## TASK OBJECTIVE
Extract the records in full, leaving every picture out.

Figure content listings
>>

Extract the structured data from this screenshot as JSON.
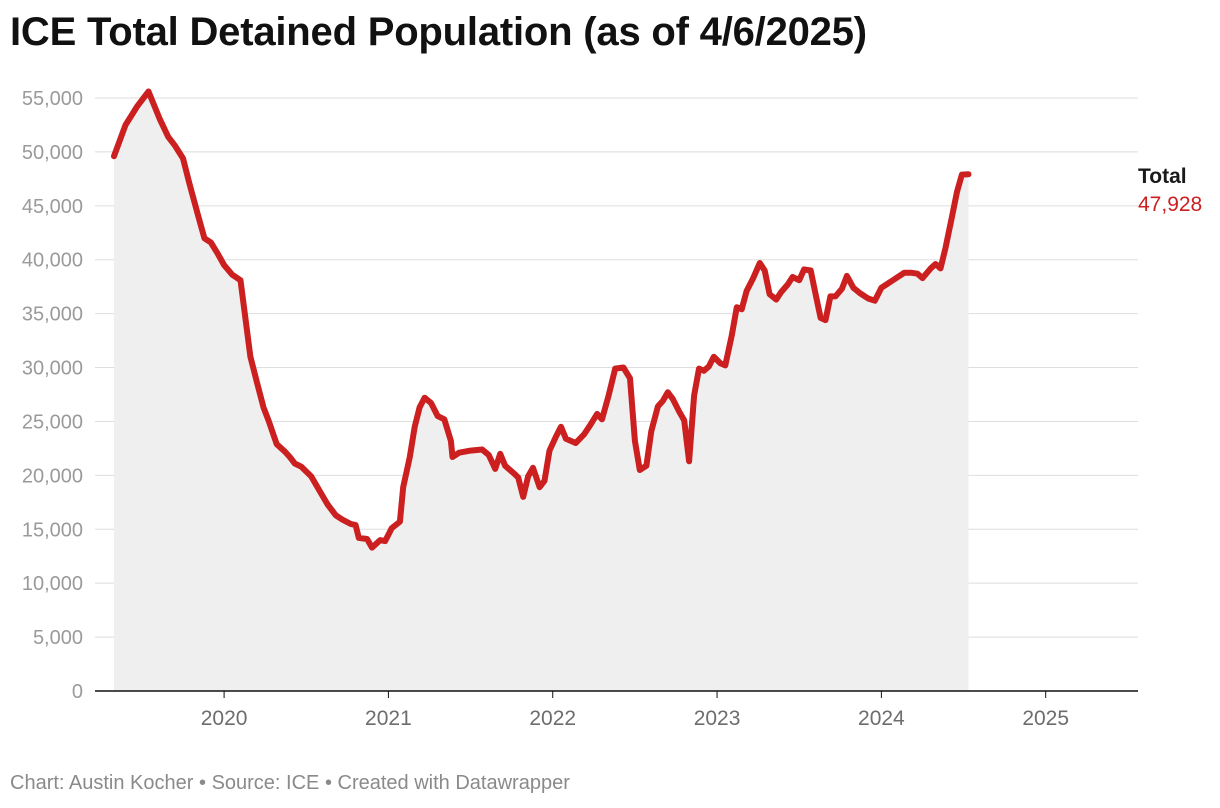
{
  "title": "ICE Total Detained Population (as of 4/6/2025)",
  "footer": {
    "credit": "Chart: Austin Kocher",
    "source": "Source: ICE",
    "tool": "Created with Datawrapper"
  },
  "colors": {
    "line": "#cc1f20",
    "area": "#efefef",
    "grid": "#dedede",
    "axis": "#111111"
  },
  "chart_data": {
    "type": "area",
    "title": "ICE Total Detained Population (as of 4/6/2025)",
    "xlabel": "",
    "ylabel": "",
    "ylim": [
      0,
      55000
    ],
    "xlim": [
      2019.33,
      2025.44
    ],
    "grid": true,
    "legend": "end-of-line label",
    "y_ticks": [
      {
        "value": 0,
        "label": "0"
      },
      {
        "value": 5000,
        "label": "5,000"
      },
      {
        "value": 10000,
        "label": "10,000"
      },
      {
        "value": 15000,
        "label": "15,000"
      },
      {
        "value": 20000,
        "label": "20,000"
      },
      {
        "value": 25000,
        "label": "25,000"
      },
      {
        "value": 30000,
        "label": "30,000"
      },
      {
        "value": 35000,
        "label": "35,000"
      },
      {
        "value": 40000,
        "label": "40,000"
      },
      {
        "value": 45000,
        "label": "45,000"
      },
      {
        "value": 50000,
        "label": "50,000"
      },
      {
        "value": 55000,
        "label": "55,000"
      }
    ],
    "x_ticks": [
      {
        "value": 2020,
        "label": "2020"
      },
      {
        "value": 2021,
        "label": "2021"
      },
      {
        "value": 2022,
        "label": "2022"
      },
      {
        "value": 2023,
        "label": "2023"
      },
      {
        "value": 2024,
        "label": "2024"
      },
      {
        "value": 2025,
        "label": "2025"
      }
    ],
    "series": [
      {
        "name": "Total",
        "end_value_label": "47,928",
        "points": [
          [
            2019.33,
            49600
          ],
          [
            2019.4,
            52500
          ],
          [
            2019.47,
            54200
          ],
          [
            2019.54,
            55600
          ],
          [
            2019.61,
            53000
          ],
          [
            2019.66,
            51400
          ],
          [
            2019.7,
            50600
          ],
          [
            2019.75,
            49400
          ],
          [
            2019.79,
            47000
          ],
          [
            2019.84,
            44200
          ],
          [
            2019.88,
            42000
          ],
          [
            2019.92,
            41600
          ],
          [
            2019.96,
            40600
          ],
          [
            2020.0,
            39500
          ],
          [
            2020.05,
            38600
          ],
          [
            2020.1,
            38100
          ],
          [
            2020.13,
            34500
          ],
          [
            2020.16,
            31000
          ],
          [
            2020.2,
            28600
          ],
          [
            2020.24,
            26300
          ],
          [
            2020.27,
            25100
          ],
          [
            2020.32,
            22900
          ],
          [
            2020.37,
            22200
          ],
          [
            2020.4,
            21700
          ],
          [
            2020.43,
            21100
          ],
          [
            2020.47,
            20800
          ],
          [
            2020.53,
            19900
          ],
          [
            2020.58,
            18600
          ],
          [
            2020.63,
            17300
          ],
          [
            2020.68,
            16300
          ],
          [
            2020.72,
            15900
          ],
          [
            2020.77,
            15500
          ],
          [
            2020.8,
            15400
          ],
          [
            2020.82,
            14200
          ],
          [
            2020.87,
            14100
          ],
          [
            2020.9,
            13300
          ],
          [
            2020.95,
            14000
          ],
          [
            2020.98,
            13900
          ],
          [
            2021.02,
            15100
          ],
          [
            2021.07,
            15700
          ],
          [
            2021.09,
            18900
          ],
          [
            2021.13,
            21700
          ],
          [
            2021.16,
            24500
          ],
          [
            2021.19,
            26300
          ],
          [
            2021.22,
            27200
          ],
          [
            2021.26,
            26700
          ],
          [
            2021.3,
            25500
          ],
          [
            2021.34,
            25200
          ],
          [
            2021.38,
            23200
          ],
          [
            2021.39,
            21700
          ],
          [
            2021.43,
            22100
          ],
          [
            2021.5,
            22300
          ],
          [
            2021.57,
            22400
          ],
          [
            2021.61,
            21900
          ],
          [
            2021.65,
            20600
          ],
          [
            2021.68,
            22000
          ],
          [
            2021.71,
            20900
          ],
          [
            2021.77,
            20100
          ],
          [
            2021.79,
            19800
          ],
          [
            2021.82,
            18000
          ],
          [
            2021.85,
            19900
          ],
          [
            2021.88,
            20700
          ],
          [
            2021.92,
            18900
          ],
          [
            2021.95,
            19500
          ],
          [
            2021.98,
            22300
          ],
          [
            2022.02,
            23600
          ],
          [
            2022.05,
            24500
          ],
          [
            2022.08,
            23400
          ],
          [
            2022.14,
            23000
          ],
          [
            2022.19,
            23800
          ],
          [
            2022.23,
            24700
          ],
          [
            2022.27,
            25700
          ],
          [
            2022.3,
            25200
          ],
          [
            2022.34,
            27400
          ],
          [
            2022.38,
            29900
          ],
          [
            2022.43,
            30000
          ],
          [
            2022.47,
            29000
          ],
          [
            2022.5,
            23200
          ],
          [
            2022.53,
            20500
          ],
          [
            2022.57,
            20900
          ],
          [
            2022.6,
            24100
          ],
          [
            2022.64,
            26400
          ],
          [
            2022.67,
            26900
          ],
          [
            2022.7,
            27700
          ],
          [
            2022.73,
            27100
          ],
          [
            2022.77,
            25900
          ],
          [
            2022.8,
            25100
          ],
          [
            2022.83,
            21300
          ],
          [
            2022.86,
            27400
          ],
          [
            2022.89,
            29900
          ],
          [
            2022.92,
            29700
          ],
          [
            2022.95,
            30100
          ],
          [
            2022.98,
            31000
          ],
          [
            2023.02,
            30400
          ],
          [
            2023.05,
            30200
          ],
          [
            2023.09,
            33000
          ],
          [
            2023.12,
            35600
          ],
          [
            2023.15,
            35400
          ],
          [
            2023.18,
            37100
          ],
          [
            2023.22,
            38300
          ],
          [
            2023.26,
            39700
          ],
          [
            2023.29,
            39000
          ],
          [
            2023.32,
            36800
          ],
          [
            2023.36,
            36300
          ],
          [
            2023.39,
            37000
          ],
          [
            2023.43,
            37700
          ],
          [
            2023.46,
            38400
          ],
          [
            2023.5,
            38100
          ],
          [
            2023.53,
            39100
          ],
          [
            2023.57,
            39000
          ],
          [
            2023.6,
            36800
          ],
          [
            2023.63,
            34600
          ],
          [
            2023.66,
            34400
          ],
          [
            2023.69,
            36600
          ],
          [
            2023.72,
            36600
          ],
          [
            2023.76,
            37300
          ],
          [
            2023.79,
            38500
          ],
          [
            2023.83,
            37400
          ],
          [
            2023.87,
            36900
          ],
          [
            2023.92,
            36400
          ],
          [
            2023.96,
            36200
          ],
          [
            2024.0,
            37400
          ],
          [
            2024.05,
            37900
          ],
          [
            2024.1,
            38400
          ],
          [
            2024.14,
            38800
          ],
          [
            2024.18,
            38800
          ],
          [
            2024.22,
            38700
          ],
          [
            2024.25,
            38300
          ],
          [
            2024.3,
            39200
          ],
          [
            2024.33,
            39600
          ],
          [
            2024.36,
            39200
          ],
          [
            2024.39,
            41100
          ],
          [
            2024.43,
            44000
          ],
          [
            2024.46,
            46300
          ],
          [
            2024.49,
            47900
          ],
          [
            2024.53,
            47928
          ]
        ]
      }
    ]
  }
}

<<

## RESULT OF THIS EXERCISE
Extract the structured data from this screenshot as JSON.
{
  "title": "ICE Total Detained Population (as of 4/6/2025)",
  "footer": {
    "credit": "Chart: Austin Kocher",
    "source": "Source: ICE",
    "tool": "Created with Datawrapper"
  },
  "colors": {
    "line": "#cc1f20",
    "area": "#efefef",
    "grid": "#dedede",
    "axis": "#111111"
  },
  "chart_data": {
    "type": "area",
    "title": "ICE Total Detained Population (as of 4/6/2025)",
    "xlabel": "",
    "ylabel": "",
    "ylim": [
      0,
      55000
    ],
    "xlim": [
      2019.33,
      2025.44
    ],
    "grid": true,
    "legend": "end-of-line label",
    "y_ticks": [
      {
        "value": 0,
        "label": "0"
      },
      {
        "value": 5000,
        "label": "5,000"
      },
      {
        "value": 10000,
        "label": "10,000"
      },
      {
        "value": 15000,
        "label": "15,000"
      },
      {
        "value": 20000,
        "label": "20,000"
      },
      {
        "value": 25000,
        "label": "25,000"
      },
      {
        "value": 30000,
        "label": "30,000"
      },
      {
        "value": 35000,
        "label": "35,000"
      },
      {
        "value": 40000,
        "label": "40,000"
      },
      {
        "value": 45000,
        "label": "45,000"
      },
      {
        "value": 50000,
        "label": "50,000"
      },
      {
        "value": 55000,
        "label": "55,000"
      }
    ],
    "x_ticks": [
      {
        "value": 2020,
        "label": "2020"
      },
      {
        "value": 2021,
        "label": "2021"
      },
      {
        "value": 2022,
        "label": "2022"
      },
      {
        "value": 2023,
        "label": "2023"
      },
      {
        "value": 2024,
        "label": "2024"
      },
      {
        "value": 2025,
        "label": "2025"
      }
    ],
    "series": [
      {
        "name": "Total",
        "end_value_label": "47,928",
        "points": [
          [
            2019.33,
            49600
          ],
          [
            2019.4,
            52500
          ],
          [
            2019.47,
            54200
          ],
          [
            2019.54,
            55600
          ],
          [
            2019.61,
            53000
          ],
          [
            2019.66,
            51400
          ],
          [
            2019.7,
            50600
          ],
          [
            2019.75,
            49400
          ],
          [
            2019.79,
            47000
          ],
          [
            2019.84,
            44200
          ],
          [
            2019.88,
            42000
          ],
          [
            2019.92,
            41600
          ],
          [
            2019.96,
            40600
          ],
          [
            2020.0,
            39500
          ],
          [
            2020.05,
            38600
          ],
          [
            2020.1,
            38100
          ],
          [
            2020.13,
            34500
          ],
          [
            2020.16,
            31000
          ],
          [
            2020.2,
            28600
          ],
          [
            2020.24,
            26300
          ],
          [
            2020.27,
            25100
          ],
          [
            2020.32,
            22900
          ],
          [
            2020.37,
            22200
          ],
          [
            2020.4,
            21700
          ],
          [
            2020.43,
            21100
          ],
          [
            2020.47,
            20800
          ],
          [
            2020.53,
            19900
          ],
          [
            2020.58,
            18600
          ],
          [
            2020.63,
            17300
          ],
          [
            2020.68,
            16300
          ],
          [
            2020.72,
            15900
          ],
          [
            2020.77,
            15500
          ],
          [
            2020.8,
            15400
          ],
          [
            2020.82,
            14200
          ],
          [
            2020.87,
            14100
          ],
          [
            2020.9,
            13300
          ],
          [
            2020.95,
            14000
          ],
          [
            2020.98,
            13900
          ],
          [
            2021.02,
            15100
          ],
          [
            2021.07,
            15700
          ],
          [
            2021.09,
            18900
          ],
          [
            2021.13,
            21700
          ],
          [
            2021.16,
            24500
          ],
          [
            2021.19,
            26300
          ],
          [
            2021.22,
            27200
          ],
          [
            2021.26,
            26700
          ],
          [
            2021.3,
            25500
          ],
          [
            2021.34,
            25200
          ],
          [
            2021.38,
            23200
          ],
          [
            2021.39,
            21700
          ],
          [
            2021.43,
            22100
          ],
          [
            2021.5,
            22300
          ],
          [
            2021.57,
            22400
          ],
          [
            2021.61,
            21900
          ],
          [
            2021.65,
            20600
          ],
          [
            2021.68,
            22000
          ],
          [
            2021.71,
            20900
          ],
          [
            2021.77,
            20100
          ],
          [
            2021.79,
            19800
          ],
          [
            2021.82,
            18000
          ],
          [
            2021.85,
            19900
          ],
          [
            2021.88,
            20700
          ],
          [
            2021.92,
            18900
          ],
          [
            2021.95,
            19500
          ],
          [
            2021.98,
            22300
          ],
          [
            2022.02,
            23600
          ],
          [
            2022.05,
            24500
          ],
          [
            2022.08,
            23400
          ],
          [
            2022.14,
            23000
          ],
          [
            2022.19,
            23800
          ],
          [
            2022.23,
            24700
          ],
          [
            2022.27,
            25700
          ],
          [
            2022.3,
            25200
          ],
          [
            2022.34,
            27400
          ],
          [
            2022.38,
            29900
          ],
          [
            2022.43,
            30000
          ],
          [
            2022.47,
            29000
          ],
          [
            2022.5,
            23200
          ],
          [
            2022.53,
            20500
          ],
          [
            2022.57,
            20900
          ],
          [
            2022.6,
            24100
          ],
          [
            2022.64,
            26400
          ],
          [
            2022.67,
            26900
          ],
          [
            2022.7,
            27700
          ],
          [
            2022.73,
            27100
          ],
          [
            2022.77,
            25900
          ],
          [
            2022.8,
            25100
          ],
          [
            2022.83,
            21300
          ],
          [
            2022.86,
            27400
          ],
          [
            2022.89,
            29900
          ],
          [
            2022.92,
            29700
          ],
          [
            2022.95,
            30100
          ],
          [
            2022.98,
            31000
          ],
          [
            2023.02,
            30400
          ],
          [
            2023.05,
            30200
          ],
          [
            2023.09,
            33000
          ],
          [
            2023.12,
            35600
          ],
          [
            2023.15,
            35400
          ],
          [
            2023.18,
            37100
          ],
          [
            2023.22,
            38300
          ],
          [
            2023.26,
            39700
          ],
          [
            2023.29,
            39000
          ],
          [
            2023.32,
            36800
          ],
          [
            2023.36,
            36300
          ],
          [
            2023.39,
            37000
          ],
          [
            2023.43,
            37700
          ],
          [
            2023.46,
            38400
          ],
          [
            2023.5,
            38100
          ],
          [
            2023.53,
            39100
          ],
          [
            2023.57,
            39000
          ],
          [
            2023.6,
            36800
          ],
          [
            2023.63,
            34600
          ],
          [
            2023.66,
            34400
          ],
          [
            2023.69,
            36600
          ],
          [
            2023.72,
            36600
          ],
          [
            2023.76,
            37300
          ],
          [
            2023.79,
            38500
          ],
          [
            2023.83,
            37400
          ],
          [
            2023.87,
            36900
          ],
          [
            2023.92,
            36400
          ],
          [
            2023.96,
            36200
          ],
          [
            2024.0,
            37400
          ],
          [
            2024.05,
            37900
          ],
          [
            2024.1,
            38400
          ],
          [
            2024.14,
            38800
          ],
          [
            2024.18,
            38800
          ],
          [
            2024.22,
            38700
          ],
          [
            2024.25,
            38300
          ],
          [
            2024.3,
            39200
          ],
          [
            2024.33,
            39600
          ],
          [
            2024.36,
            39200
          ],
          [
            2024.39,
            41100
          ],
          [
            2024.43,
            44000
          ],
          [
            2024.46,
            46300
          ],
          [
            2024.49,
            47900
          ],
          [
            2024.53,
            47928
          ]
        ]
      }
    ]
  }
}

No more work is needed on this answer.